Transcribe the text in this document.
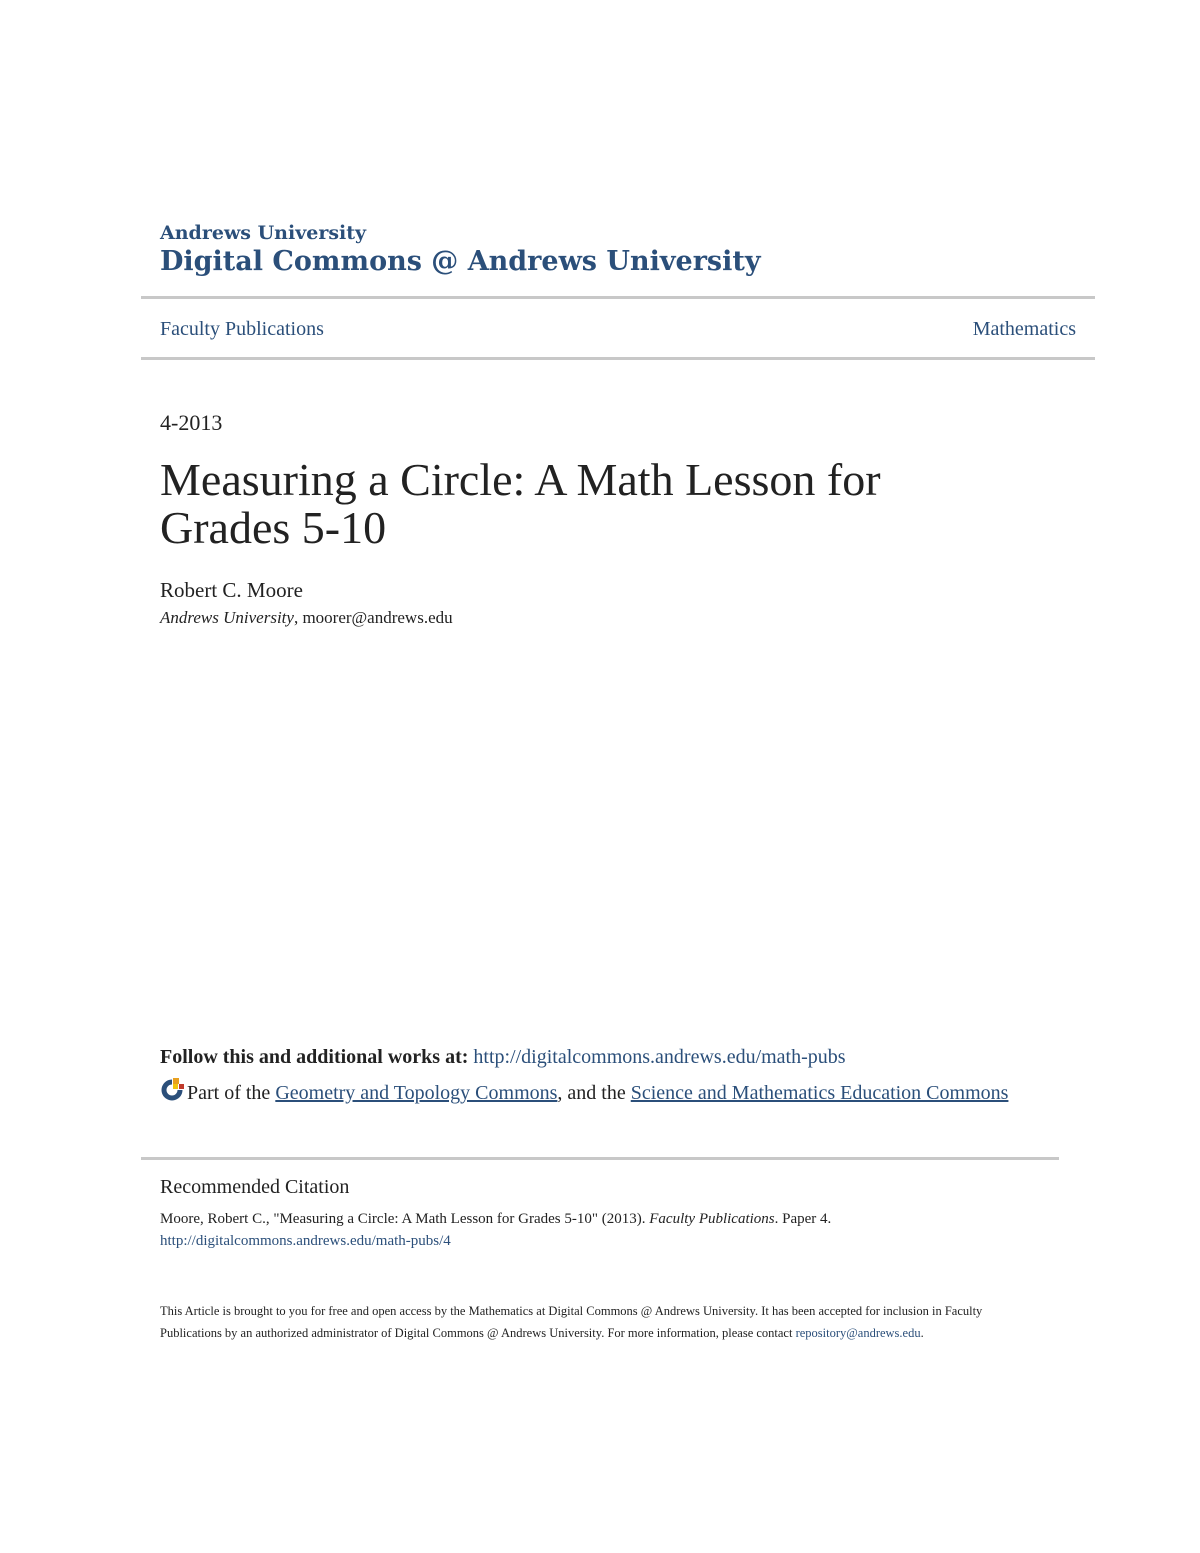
Andrews University
Digital Commons @ Andrews University
Faculty Publications	Mathematics
4-2013
Measuring a Circle: A Math Lesson for Grades 5-10
Robert C. Moore
Andrews University, moorer@andrews.edu
Follow this and additional works at: http://digitalcommons.andrews.edu/math-pubs
Part of the Geometry and Topology Commons, and the Science and Mathematics Education Commons
Recommended Citation
Moore, Robert C., "Measuring a Circle: A Math Lesson for Grades 5-10" (2013). Faculty Publications. Paper 4.
http://digitalcommons.andrews.edu/math-pubs/4
This Article is brought to you for free and open access by the Mathematics at Digital Commons @ Andrews University. It has been accepted for inclusion in Faculty Publications by an authorized administrator of Digital Commons @ Andrews University. For more information, please contact repository@andrews.edu.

» **DIRECTIONS FOR THIS TASK**:
Write out the material above once more, exactly as it reads, with no pictures.

» **RESULT FOR THIS TASK**:
Transcribe the text in this document.
Andrews University
Digital Commons @ Andrews University
Faculty Publications	Mathematics
4-2013
Measuring a Circle: A Math Lesson for Grades 5-10
Robert C. Moore
Andrews University, moorer@andrews.edu
Follow this and additional works at: http://digitalcommons.andrews.edu/math-pubs
Part of the Geometry and Topology Commons, and the Science and Mathematics Education Commons
Recommended Citation
Moore, Robert C., "Measuring a Circle: A Math Lesson for Grades 5-10" (2013). Faculty Publications. Paper 4.
http://digitalcommons.andrews.edu/math-pubs/4
This Article is brought to you for free and open access by the Mathematics at Digital Commons @ Andrews University. It has been accepted for inclusion in Faculty Publications by an authorized administrator of Digital Commons @ Andrews University. For more information, please contact repository@andrews.edu.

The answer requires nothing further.